**Task directions:** From the data that follows, copy every line holding the string "земельних".

[Stored items from a collection]
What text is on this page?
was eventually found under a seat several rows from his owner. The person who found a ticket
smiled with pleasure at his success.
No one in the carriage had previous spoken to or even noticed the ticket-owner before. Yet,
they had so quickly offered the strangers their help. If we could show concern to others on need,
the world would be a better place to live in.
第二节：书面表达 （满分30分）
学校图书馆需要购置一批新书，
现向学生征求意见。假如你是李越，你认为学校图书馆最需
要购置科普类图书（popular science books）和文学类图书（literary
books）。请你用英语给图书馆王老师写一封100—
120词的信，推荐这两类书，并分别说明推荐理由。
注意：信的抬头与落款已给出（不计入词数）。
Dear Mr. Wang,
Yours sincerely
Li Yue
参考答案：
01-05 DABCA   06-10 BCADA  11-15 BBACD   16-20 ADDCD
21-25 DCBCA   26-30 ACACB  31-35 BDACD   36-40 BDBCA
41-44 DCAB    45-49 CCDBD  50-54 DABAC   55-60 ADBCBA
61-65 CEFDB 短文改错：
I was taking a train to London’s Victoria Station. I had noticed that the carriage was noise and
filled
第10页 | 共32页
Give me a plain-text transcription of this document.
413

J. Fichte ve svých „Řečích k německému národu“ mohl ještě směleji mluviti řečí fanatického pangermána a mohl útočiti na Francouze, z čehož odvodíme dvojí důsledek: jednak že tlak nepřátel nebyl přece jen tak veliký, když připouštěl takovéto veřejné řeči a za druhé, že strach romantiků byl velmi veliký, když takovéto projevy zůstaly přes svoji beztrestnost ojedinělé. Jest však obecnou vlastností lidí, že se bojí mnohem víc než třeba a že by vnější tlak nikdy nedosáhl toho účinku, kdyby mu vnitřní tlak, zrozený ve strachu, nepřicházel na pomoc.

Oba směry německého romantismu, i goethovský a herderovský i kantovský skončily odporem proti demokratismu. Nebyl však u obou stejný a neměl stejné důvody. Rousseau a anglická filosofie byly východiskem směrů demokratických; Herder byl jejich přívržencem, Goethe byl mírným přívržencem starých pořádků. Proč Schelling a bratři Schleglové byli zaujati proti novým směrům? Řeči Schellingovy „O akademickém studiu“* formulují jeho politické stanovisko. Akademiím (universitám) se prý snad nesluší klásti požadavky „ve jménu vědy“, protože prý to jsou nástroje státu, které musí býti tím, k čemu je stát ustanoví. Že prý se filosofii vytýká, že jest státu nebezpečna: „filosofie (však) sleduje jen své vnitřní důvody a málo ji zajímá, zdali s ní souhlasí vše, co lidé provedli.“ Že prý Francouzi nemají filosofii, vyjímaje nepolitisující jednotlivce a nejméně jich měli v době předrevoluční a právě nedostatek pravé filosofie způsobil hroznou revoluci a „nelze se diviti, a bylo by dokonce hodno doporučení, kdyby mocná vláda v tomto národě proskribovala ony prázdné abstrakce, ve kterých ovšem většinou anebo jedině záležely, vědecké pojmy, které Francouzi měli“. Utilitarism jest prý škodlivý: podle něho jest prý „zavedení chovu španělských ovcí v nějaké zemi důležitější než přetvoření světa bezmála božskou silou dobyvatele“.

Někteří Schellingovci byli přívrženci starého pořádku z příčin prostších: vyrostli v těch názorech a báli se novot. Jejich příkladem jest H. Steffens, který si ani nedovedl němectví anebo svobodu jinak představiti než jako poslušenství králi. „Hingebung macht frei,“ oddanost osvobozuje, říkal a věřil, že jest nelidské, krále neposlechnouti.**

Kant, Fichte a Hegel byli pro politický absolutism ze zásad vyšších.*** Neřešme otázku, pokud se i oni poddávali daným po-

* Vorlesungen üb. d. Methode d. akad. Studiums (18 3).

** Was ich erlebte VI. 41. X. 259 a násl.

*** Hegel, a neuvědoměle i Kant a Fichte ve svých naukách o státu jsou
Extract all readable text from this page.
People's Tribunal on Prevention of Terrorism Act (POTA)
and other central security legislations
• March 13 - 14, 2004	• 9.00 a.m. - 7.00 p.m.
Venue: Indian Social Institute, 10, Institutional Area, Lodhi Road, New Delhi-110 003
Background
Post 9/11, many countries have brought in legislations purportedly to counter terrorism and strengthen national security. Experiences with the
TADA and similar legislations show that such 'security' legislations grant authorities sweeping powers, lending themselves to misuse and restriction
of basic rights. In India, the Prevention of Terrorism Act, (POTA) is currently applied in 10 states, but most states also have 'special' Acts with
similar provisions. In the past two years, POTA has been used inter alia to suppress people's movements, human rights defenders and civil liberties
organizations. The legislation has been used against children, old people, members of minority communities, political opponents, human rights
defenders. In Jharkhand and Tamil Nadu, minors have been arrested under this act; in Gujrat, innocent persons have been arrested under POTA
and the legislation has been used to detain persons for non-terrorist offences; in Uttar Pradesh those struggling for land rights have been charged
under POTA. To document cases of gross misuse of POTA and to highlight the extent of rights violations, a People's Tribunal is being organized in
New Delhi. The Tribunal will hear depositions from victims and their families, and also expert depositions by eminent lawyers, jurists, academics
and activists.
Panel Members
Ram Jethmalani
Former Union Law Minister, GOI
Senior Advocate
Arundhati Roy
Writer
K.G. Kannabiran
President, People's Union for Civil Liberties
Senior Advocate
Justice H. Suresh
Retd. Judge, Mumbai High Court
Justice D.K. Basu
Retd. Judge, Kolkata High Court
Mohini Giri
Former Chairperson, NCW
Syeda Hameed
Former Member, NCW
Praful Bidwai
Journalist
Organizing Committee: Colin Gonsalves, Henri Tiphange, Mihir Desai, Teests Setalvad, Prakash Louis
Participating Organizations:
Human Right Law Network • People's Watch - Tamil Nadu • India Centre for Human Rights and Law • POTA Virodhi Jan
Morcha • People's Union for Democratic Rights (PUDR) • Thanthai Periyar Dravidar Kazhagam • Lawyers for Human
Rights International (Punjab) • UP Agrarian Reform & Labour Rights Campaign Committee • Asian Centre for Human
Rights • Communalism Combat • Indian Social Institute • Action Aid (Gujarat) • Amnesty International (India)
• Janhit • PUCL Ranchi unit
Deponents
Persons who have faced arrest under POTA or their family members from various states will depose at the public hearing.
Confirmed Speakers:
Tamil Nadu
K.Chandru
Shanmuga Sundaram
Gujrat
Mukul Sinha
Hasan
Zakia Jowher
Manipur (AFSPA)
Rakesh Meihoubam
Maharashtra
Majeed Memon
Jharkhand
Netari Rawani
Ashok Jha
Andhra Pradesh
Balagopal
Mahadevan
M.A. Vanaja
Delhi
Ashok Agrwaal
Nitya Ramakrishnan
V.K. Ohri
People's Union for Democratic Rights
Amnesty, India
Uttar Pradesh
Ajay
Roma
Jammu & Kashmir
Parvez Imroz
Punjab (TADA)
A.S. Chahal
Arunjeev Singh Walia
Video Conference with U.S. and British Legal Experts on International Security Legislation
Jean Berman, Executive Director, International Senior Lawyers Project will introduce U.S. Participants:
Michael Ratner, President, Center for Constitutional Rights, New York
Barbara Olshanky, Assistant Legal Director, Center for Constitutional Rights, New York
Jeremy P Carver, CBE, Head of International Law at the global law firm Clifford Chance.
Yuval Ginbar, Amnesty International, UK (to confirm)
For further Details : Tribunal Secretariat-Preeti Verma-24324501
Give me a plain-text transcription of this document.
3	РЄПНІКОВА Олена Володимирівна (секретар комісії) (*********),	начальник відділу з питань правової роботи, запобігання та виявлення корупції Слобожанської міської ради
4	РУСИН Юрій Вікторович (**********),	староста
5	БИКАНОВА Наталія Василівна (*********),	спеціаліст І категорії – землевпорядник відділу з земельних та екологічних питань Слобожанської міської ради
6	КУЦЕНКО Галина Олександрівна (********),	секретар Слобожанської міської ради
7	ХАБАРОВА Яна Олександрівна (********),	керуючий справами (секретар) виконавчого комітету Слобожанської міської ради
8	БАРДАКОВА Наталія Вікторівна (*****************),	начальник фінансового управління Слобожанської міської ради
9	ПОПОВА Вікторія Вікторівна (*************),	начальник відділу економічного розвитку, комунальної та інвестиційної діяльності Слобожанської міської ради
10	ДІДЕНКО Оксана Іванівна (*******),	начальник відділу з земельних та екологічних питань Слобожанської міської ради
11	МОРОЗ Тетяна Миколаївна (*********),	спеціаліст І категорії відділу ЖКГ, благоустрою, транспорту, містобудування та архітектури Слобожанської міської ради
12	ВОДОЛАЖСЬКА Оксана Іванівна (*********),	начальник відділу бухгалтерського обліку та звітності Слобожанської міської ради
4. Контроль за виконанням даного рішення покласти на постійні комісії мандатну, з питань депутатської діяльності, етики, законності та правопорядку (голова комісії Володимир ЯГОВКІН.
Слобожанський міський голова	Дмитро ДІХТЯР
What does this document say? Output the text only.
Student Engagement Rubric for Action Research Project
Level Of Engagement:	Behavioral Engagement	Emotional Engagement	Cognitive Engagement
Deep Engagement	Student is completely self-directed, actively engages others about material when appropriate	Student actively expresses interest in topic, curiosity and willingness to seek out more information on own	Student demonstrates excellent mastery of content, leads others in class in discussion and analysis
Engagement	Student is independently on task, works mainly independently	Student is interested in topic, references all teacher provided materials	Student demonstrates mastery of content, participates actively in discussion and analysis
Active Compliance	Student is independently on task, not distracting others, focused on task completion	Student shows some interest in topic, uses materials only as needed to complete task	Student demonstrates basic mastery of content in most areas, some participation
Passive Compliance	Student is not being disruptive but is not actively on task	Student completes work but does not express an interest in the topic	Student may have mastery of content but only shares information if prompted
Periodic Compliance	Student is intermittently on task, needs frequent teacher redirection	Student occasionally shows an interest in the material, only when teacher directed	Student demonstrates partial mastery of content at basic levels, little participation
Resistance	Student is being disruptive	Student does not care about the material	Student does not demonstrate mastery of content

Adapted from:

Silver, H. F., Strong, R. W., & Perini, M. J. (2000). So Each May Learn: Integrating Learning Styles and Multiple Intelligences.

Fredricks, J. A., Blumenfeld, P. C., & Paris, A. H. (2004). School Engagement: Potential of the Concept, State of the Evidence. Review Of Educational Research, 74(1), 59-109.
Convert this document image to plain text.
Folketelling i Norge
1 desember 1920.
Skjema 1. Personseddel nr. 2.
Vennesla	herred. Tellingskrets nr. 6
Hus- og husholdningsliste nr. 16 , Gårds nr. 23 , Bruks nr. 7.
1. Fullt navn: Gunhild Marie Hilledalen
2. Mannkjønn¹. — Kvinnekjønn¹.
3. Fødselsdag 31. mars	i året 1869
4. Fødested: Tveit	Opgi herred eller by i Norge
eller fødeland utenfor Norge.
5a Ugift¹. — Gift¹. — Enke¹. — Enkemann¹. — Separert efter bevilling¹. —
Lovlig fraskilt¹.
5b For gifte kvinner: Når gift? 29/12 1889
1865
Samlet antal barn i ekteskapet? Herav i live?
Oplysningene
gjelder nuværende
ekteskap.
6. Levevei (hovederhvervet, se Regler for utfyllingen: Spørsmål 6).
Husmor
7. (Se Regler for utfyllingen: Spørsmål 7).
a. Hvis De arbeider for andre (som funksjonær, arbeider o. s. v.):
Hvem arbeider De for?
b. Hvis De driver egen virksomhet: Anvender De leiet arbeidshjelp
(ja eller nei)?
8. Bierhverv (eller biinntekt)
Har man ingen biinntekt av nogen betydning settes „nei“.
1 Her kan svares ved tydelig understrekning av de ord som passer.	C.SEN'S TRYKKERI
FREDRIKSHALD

**Result:**
5	БИКАНОВА Наталія Василівна (*********),	спеціаліст І категорії – землевпорядник відділу з земельних та екологічних питань Слобожанської міської ради
10	ДІДЕНКО Оксана Іванівна (*******),	начальник відділу з земельних та екологічних питань Слобожанської міської ради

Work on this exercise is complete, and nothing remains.